**What is required**. Pull out every line below that contains the word "Irak".

━━━━━━━━

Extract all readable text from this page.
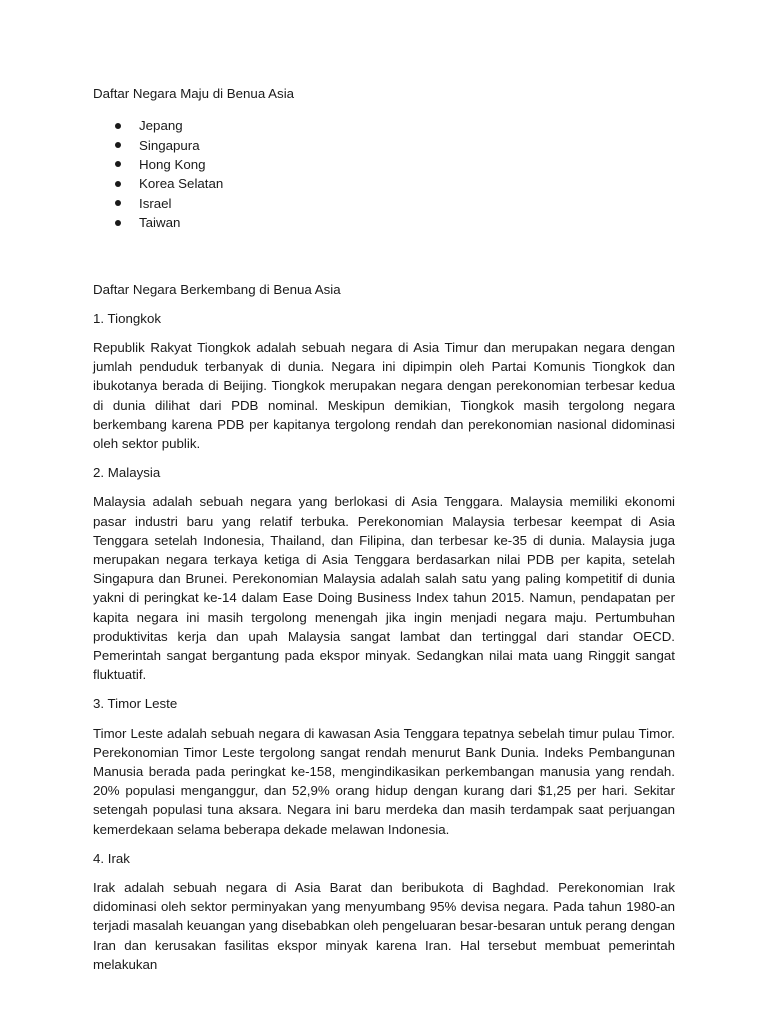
Daftar Negara Maju di Benua Asia
Jepang
Singapura
Hong Kong
Korea Selatan
Israel
Taiwan
Daftar Negara Berkembang di Benua Asia
1. Tiongkok

Republik Rakyat Tiongkok adalah sebuah negara di Asia Timur dan merupakan negara dengan jumlah penduduk terbanyak di dunia. Negara ini dipimpin oleh Partai Komunis Tiongkok dan ibukotanya berada di Beijing. Tiongkok merupakan negara dengan perekonomian terbesar kedua di dunia dilihat dari PDB nominal. Meskipun demikian, Tiongkok masih tergolong negara berkembang karena PDB per kapitanya tergolong rendah dan perekonomian nasional didominasi oleh sektor publik.

2. Malaysia

Malaysia adalah sebuah negara yang berlokasi di Asia Tenggara. Malaysia memiliki ekonomi pasar industri baru yang relatif terbuka. Perekonomian Malaysia terbesar keempat di Asia Tenggara setelah Indonesia, Thailand, dan Filipina, dan terbesar ke-35 di dunia. Malaysia juga merupakan negara terkaya ketiga di Asia Tenggara berdasarkan nilai PDB per kapita, setelah Singapura dan Brunei. Perekonomian Malaysia adalah salah satu yang paling kompetitif di dunia yakni di peringkat ke-14 dalam Ease Doing Business Index tahun 2015. Namun, pendapatan per kapita negara ini masih tergolong menengah jika ingin menjadi negara maju. Pertumbuhan produktivitas kerja dan upah Malaysia sangat lambat dan tertinggal dari standar OECD. Pemerintah sangat bergantung pada ekspor minyak. Sedangkan nilai mata uang Ringgit sangat fluktuatif.

3. Timor Leste

Timor Leste adalah sebuah negara di kawasan Asia Tenggara tepatnya sebelah timur pulau Timor. Perekonomian Timor Leste tergolong sangat rendah menurut Bank Dunia. Indeks Pembangunan Manusia berada pada peringkat ke-158, mengindikasikan perkembangan manusia yang rendah. 20% populasi menganggur, dan 52,9% orang hidup dengan kurang dari $1,25 per hari. Sekitar setengah populasi tuna aksara. Negara ini baru merdeka dan masih terdampak saat perjuangan kemerdekaan selama beberapa dekade melawan Indonesia.

4. Irak

Irak adalah sebuah negara di Asia Barat dan beribukota di Baghdad. Perekonomian Irak didominasi oleh sektor perminyakan yang menyumbang 95% devisa negara. Pada tahun 1980-an terjadi masalah keuangan yang disebabkan oleh pengeluaran besar-besaran untuk perang dengan Iran dan kerusakan fasilitas ekspor minyak karena Iran. Hal tersebut membuat pemerintah melakukan
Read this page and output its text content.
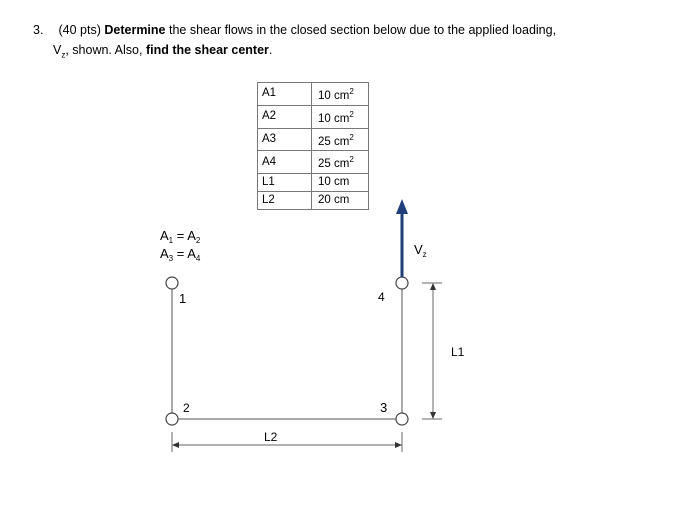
3. (40 pts) Determine the shear flows in the closed section below due to the applied loading,
$V_z$, shown. Also, find the shear center.
A1	10 $cm^2$
A2	10 $cm^2$
A3	25 $cm^2$
A4	25 $cm^2$
L1	10 cm
L2	20 cm
$A_1 = A_2$
$A_3 = A_4$
1
2	3
4
$V_z$
L1
L2
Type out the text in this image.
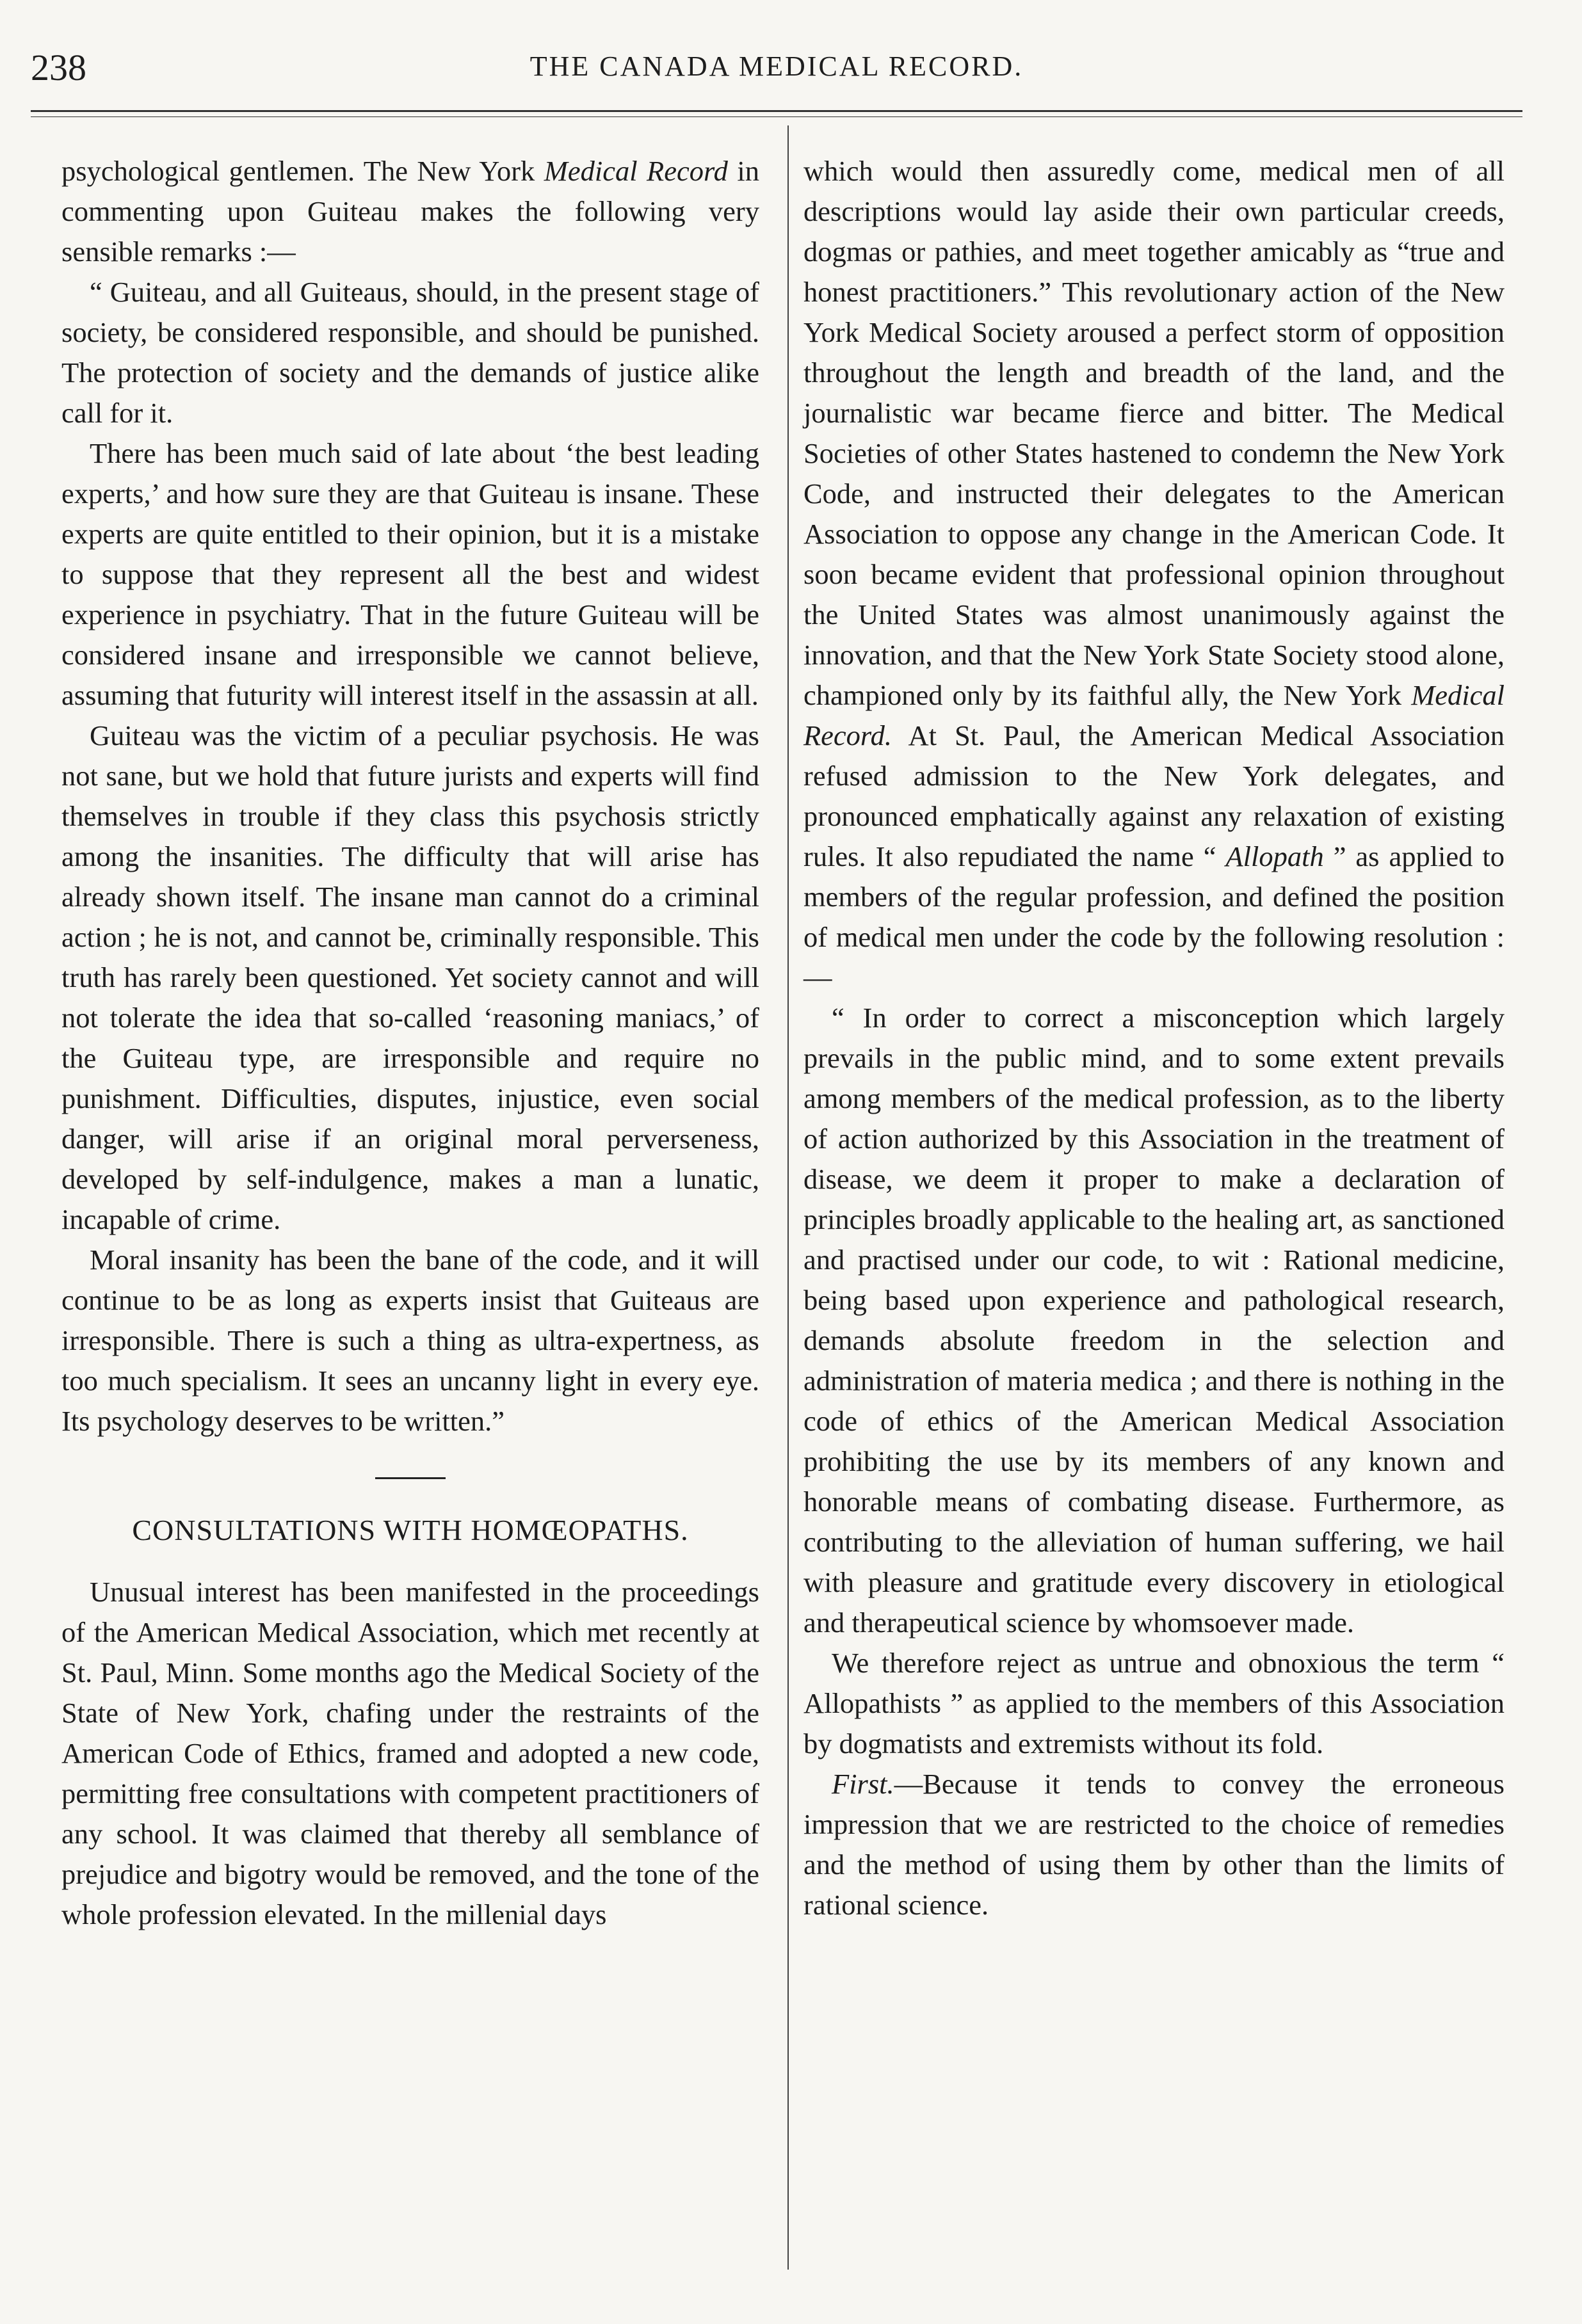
238	THE CANADA MEDICAL RECORD.

psychological gentlemen. The New York Medical Record in commenting upon Guiteau makes the following very sensible remarks :—

“ Guiteau, and all Guiteaus, should, in the present stage of society, be considered responsible, and should be punished. The protection of society and the demands of justice alike call for it.

There has been much said of late about ‘the best leading experts,’ and how sure they are that Guiteau is insane. These experts are quite entitled to their opinion, but it is a mistake to suppose that they represent all the best and widest experience in psychiatry. That in the future Guiteau will be considered insane and irresponsible we cannot believe, assuming that futurity will interest itself in the assassin at all.

Guiteau was the victim of a peculiar psychosis. He was not sane, but we hold that future jurists and experts will find themselves in trouble if they class this psychosis strictly among the insanities. The difficulty that will arise has already shown itself. The insane man cannot do a criminal action ; he is not, and cannot be, criminally responsible. This truth has rarely been questioned. Yet society cannot and will not tolerate the idea that so-called ‘reasoning maniacs,’ of the Guiteau type, are irresponsible and require no punishment. Difficulties, disputes, injustice, even social danger, will arise if an original moral perverseness, developed by self-indulgence, makes a man a lunatic, incapable of crime.

Moral insanity has been the bane of the code, and it will continue to be as long as experts insist that Guiteaus are irresponsible. There is such a thing as ultra-expertness, as too much specialism. It sees an uncanny light in every eye. Its psychology deserves to be written.”

CONSULTATIONS WITH HOMŒOPATHS.

Unusual interest has been manifested in the proceedings of the American Medical Association, which met recently at St. Paul, Minn. Some months ago the Medical Society of the State of New York, chafing under the restraints of the American Code of Ethics, framed and adopted a new code, permitting free consultations with competent practitioners of any school. It was claimed that thereby all semblance of prejudice and bigotry would be removed, and the tone of the whole profession elevated. In the millenial days

which would then assuredly come, medical men of all descriptions would lay aside their own particular creeds, dogmas or pathies, and meet together amicably as “true and honest practitioners.” This revolutionary action of the New York Medical Society aroused a perfect storm of opposition throughout the length and breadth of the land, and the journalistic war became fierce and bitter. The Medical Societies of other States hastened to condemn the New York Code, and instructed their delegates to the American Association to oppose any change in the American Code. It soon became evident that professional opinion throughout the United States was almost unanimously against the innovation, and that the New York State Society stood alone, championed only by its faithful ally, the New York Medical Record. At St. Paul, the American Medical Association refused admission to the New York delegates, and pronounced emphatically against any relaxation of existing rules. It also repudiated the name “ Allopath ” as applied to members of the regular profession, and defined the position of medical men under the code by the following resolution :—

“ In order to correct a misconception which largely prevails in the public mind, and to some extent prevails among members of the medical profession, as to the liberty of action authorized by this Association in the treatment of disease, we deem it proper to make a declaration of principles broadly applicable to the healing art, as sanctioned and practised under our code, to wit : Rational medicine, being based upon experience and pathological research, demands absolute freedom in the selection and administration of materia medica ; and there is nothing in the code of ethics of the American Medical Association prohibiting the use by its members of any known and honorable means of combating disease. Furthermore, as contributing to the alleviation of human suffering, we hail with pleasure and gratitude every discovery in etiological and therapeutical science by whomsoever made.

We therefore reject as untrue and obnoxious the term “ Allopathists ” as applied to the members of this Association by dogmatists and extremists without its fold.

First.—Because it tends to convey the erroneous impression that we are restricted to the choice of remedies and the method of using them by other than the limits of rational science.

━━━━━━━━

**Written response**.
4. Irak
Irak adalah sebuah negara di Asia Barat dan beribukota di Baghdad. Perekonomian Irak didominasi oleh sektor perminyakan yang menyumbang 95% devisa negara. Pada tahun 1980-an terjadi masalah keuangan yang disebabkan oleh pengeluaran besar-besaran untuk perang dengan Iran dan kerusakan fasilitas ekspor minyak karena Iran. Hal tersebut membuat pemerintah melakukan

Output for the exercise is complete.